** begin Supplied data **
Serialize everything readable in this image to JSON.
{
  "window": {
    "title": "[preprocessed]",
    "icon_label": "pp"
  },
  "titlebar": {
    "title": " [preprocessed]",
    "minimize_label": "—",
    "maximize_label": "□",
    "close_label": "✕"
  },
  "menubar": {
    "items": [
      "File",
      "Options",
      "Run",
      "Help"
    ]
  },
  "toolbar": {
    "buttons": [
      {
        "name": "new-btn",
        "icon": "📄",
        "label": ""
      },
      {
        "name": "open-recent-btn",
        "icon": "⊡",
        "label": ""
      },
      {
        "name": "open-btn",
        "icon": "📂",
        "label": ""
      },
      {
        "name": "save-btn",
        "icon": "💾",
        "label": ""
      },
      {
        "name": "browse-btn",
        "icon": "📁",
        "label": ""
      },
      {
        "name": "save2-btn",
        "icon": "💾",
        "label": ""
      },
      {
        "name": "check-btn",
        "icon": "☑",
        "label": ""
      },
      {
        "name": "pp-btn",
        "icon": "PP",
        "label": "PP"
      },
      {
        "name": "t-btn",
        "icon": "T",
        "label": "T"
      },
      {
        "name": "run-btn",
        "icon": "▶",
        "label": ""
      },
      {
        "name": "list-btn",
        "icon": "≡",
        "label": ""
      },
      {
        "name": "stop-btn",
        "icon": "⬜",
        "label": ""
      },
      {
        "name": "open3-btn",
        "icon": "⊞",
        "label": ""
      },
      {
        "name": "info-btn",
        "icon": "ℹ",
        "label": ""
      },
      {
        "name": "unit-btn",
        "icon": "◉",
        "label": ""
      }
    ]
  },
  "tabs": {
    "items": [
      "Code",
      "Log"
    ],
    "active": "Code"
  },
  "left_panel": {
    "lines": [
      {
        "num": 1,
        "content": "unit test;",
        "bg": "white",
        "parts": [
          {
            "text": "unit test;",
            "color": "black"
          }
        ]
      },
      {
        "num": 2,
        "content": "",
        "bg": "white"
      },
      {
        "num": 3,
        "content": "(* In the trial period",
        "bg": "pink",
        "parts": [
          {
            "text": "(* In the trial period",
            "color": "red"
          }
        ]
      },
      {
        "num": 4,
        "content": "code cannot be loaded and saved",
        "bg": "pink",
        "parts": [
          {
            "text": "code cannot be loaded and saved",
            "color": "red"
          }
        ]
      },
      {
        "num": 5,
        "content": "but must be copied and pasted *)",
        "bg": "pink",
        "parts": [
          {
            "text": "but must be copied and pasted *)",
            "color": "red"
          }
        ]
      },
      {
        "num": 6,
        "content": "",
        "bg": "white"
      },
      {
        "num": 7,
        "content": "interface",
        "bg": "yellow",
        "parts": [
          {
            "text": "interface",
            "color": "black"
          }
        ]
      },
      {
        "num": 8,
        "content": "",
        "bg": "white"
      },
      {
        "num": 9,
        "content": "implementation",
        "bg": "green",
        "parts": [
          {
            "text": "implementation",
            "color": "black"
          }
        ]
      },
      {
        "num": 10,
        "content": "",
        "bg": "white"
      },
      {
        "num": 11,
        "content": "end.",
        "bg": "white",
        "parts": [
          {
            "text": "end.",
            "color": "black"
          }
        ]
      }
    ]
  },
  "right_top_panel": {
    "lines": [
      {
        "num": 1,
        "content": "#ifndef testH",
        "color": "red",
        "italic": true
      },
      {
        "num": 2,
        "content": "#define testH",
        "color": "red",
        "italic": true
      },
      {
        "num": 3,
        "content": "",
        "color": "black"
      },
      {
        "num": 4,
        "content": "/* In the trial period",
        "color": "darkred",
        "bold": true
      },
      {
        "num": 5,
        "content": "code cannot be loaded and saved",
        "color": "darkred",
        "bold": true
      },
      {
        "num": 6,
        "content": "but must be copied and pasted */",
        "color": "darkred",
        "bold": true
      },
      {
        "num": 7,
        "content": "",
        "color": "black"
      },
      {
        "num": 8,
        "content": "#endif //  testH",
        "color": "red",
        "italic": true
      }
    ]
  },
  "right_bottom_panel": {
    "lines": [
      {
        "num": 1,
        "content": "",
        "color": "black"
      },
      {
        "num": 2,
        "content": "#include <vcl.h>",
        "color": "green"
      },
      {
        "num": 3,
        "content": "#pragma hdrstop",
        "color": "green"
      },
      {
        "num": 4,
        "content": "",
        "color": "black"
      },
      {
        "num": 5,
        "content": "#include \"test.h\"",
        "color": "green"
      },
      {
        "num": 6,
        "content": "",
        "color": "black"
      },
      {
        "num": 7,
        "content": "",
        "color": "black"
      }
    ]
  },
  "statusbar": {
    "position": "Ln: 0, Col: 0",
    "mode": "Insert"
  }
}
** end Supplied data **
What to do => Check each line of the records for "text" and copy the ones that contain it.

Response to this task =>
            "text": "unit test;",
            "text": "(* In the trial period",
            "text": "code cannot be loaded and saved",
            "text": "but must be copied and pasted *)",
            "text": "interface",
            "text": "implementation",
            "text": "end.",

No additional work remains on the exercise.